- **Exercise**:
Search the entries below for the word "sexu" and copy every line where it appears.

==== Data supplied ====

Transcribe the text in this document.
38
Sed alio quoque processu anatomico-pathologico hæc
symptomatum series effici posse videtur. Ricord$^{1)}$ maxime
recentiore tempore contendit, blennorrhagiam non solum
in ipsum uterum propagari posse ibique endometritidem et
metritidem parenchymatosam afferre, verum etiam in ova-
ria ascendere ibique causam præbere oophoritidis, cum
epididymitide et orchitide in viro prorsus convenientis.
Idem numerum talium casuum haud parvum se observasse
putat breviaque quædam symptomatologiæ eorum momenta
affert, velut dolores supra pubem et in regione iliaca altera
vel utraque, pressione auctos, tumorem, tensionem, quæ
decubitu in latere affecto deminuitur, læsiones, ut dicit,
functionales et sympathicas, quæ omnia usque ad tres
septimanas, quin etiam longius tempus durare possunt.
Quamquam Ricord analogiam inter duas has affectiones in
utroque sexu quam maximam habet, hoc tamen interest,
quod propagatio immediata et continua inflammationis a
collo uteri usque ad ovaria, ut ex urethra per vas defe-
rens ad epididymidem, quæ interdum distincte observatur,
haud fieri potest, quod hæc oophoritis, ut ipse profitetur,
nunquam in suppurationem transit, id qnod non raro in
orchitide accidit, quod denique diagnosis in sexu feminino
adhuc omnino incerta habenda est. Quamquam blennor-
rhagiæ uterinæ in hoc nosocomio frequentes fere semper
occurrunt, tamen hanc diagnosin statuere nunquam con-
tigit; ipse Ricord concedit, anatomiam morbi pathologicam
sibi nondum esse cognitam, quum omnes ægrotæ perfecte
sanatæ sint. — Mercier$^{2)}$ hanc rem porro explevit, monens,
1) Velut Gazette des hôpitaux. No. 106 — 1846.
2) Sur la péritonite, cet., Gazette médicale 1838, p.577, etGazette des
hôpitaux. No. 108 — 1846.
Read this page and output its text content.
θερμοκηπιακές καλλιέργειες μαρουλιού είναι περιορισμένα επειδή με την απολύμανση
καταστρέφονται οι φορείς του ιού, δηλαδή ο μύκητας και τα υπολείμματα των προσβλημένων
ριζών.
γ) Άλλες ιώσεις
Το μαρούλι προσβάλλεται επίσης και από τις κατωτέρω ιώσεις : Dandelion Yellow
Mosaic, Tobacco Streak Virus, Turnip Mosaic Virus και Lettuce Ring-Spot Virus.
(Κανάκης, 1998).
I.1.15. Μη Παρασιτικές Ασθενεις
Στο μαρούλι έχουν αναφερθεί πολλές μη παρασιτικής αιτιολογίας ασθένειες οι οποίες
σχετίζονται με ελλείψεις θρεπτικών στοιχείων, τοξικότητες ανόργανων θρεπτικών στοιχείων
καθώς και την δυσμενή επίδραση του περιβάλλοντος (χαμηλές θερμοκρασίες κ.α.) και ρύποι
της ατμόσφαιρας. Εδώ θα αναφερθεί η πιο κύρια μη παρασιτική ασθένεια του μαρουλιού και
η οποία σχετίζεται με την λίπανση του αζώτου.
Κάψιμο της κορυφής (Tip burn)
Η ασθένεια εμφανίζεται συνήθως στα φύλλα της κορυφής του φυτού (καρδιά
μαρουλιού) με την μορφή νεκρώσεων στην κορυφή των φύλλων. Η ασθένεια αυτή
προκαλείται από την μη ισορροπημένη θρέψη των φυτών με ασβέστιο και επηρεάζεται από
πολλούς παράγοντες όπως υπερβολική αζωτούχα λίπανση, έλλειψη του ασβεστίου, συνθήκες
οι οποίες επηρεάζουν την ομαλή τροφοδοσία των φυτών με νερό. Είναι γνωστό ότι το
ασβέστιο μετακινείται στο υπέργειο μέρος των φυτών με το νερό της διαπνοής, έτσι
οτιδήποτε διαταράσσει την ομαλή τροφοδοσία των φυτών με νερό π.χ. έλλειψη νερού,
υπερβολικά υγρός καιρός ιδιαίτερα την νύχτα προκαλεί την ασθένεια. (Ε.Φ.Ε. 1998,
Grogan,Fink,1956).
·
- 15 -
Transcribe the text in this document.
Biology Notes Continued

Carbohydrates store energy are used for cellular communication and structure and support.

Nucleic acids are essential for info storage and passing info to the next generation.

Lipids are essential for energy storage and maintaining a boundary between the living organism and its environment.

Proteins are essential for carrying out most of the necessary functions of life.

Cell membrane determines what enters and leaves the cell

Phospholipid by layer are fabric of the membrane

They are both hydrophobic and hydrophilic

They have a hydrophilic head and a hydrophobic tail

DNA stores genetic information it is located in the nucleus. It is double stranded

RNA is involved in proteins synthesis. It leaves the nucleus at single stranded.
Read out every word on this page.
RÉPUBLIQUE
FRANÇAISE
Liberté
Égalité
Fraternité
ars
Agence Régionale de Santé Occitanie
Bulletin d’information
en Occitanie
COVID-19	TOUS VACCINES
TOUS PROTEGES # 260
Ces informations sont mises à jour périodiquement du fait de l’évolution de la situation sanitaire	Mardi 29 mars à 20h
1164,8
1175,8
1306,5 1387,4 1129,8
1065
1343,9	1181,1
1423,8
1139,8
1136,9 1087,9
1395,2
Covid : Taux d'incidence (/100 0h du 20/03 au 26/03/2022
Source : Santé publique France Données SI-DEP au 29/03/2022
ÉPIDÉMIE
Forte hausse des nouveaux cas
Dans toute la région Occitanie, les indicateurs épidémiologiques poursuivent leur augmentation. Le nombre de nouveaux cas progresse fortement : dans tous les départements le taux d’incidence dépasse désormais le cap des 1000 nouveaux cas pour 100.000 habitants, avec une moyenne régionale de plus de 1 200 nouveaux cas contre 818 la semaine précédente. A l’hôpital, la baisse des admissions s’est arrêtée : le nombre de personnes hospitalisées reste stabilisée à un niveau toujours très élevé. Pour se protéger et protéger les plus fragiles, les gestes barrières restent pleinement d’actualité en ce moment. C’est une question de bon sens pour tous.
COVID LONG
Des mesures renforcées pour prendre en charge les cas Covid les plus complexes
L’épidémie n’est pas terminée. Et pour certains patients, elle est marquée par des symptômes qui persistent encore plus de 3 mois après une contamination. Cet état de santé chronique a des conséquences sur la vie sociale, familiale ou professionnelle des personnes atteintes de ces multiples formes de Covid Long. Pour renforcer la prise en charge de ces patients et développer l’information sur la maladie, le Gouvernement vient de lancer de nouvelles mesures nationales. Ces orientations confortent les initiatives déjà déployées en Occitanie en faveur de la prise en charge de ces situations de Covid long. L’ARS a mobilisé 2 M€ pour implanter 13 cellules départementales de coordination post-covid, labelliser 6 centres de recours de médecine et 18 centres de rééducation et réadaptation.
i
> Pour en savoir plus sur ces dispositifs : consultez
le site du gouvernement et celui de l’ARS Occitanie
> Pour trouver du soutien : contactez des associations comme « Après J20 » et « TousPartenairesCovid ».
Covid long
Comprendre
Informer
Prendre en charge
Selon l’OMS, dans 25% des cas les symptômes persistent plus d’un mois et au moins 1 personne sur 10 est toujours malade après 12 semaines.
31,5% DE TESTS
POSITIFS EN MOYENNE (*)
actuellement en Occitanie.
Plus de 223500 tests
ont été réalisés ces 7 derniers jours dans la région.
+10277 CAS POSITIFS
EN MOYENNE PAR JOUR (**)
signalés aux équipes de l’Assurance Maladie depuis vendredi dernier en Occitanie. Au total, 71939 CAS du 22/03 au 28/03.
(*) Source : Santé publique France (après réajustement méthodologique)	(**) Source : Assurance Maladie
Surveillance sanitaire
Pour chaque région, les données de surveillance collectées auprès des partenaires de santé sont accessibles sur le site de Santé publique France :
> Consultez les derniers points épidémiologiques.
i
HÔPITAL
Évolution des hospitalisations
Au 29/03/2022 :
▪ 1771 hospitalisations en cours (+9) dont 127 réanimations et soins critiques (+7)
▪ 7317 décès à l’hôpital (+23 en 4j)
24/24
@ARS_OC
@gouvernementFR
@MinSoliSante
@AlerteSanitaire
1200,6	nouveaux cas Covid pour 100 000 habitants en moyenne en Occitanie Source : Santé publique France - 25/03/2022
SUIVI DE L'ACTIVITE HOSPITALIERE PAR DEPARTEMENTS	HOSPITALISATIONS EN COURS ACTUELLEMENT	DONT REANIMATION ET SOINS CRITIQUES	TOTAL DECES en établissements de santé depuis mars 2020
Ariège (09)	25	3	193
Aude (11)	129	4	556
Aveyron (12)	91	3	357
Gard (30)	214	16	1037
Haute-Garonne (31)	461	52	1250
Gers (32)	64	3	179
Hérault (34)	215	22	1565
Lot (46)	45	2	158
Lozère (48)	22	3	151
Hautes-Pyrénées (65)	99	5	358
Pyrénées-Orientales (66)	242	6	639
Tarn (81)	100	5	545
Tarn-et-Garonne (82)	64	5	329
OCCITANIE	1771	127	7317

====

- **Reply**:
utroque sexu quam maximam habet, hoc tamen interest,
orchitide accidit, quod denique diagnosis in sexu feminino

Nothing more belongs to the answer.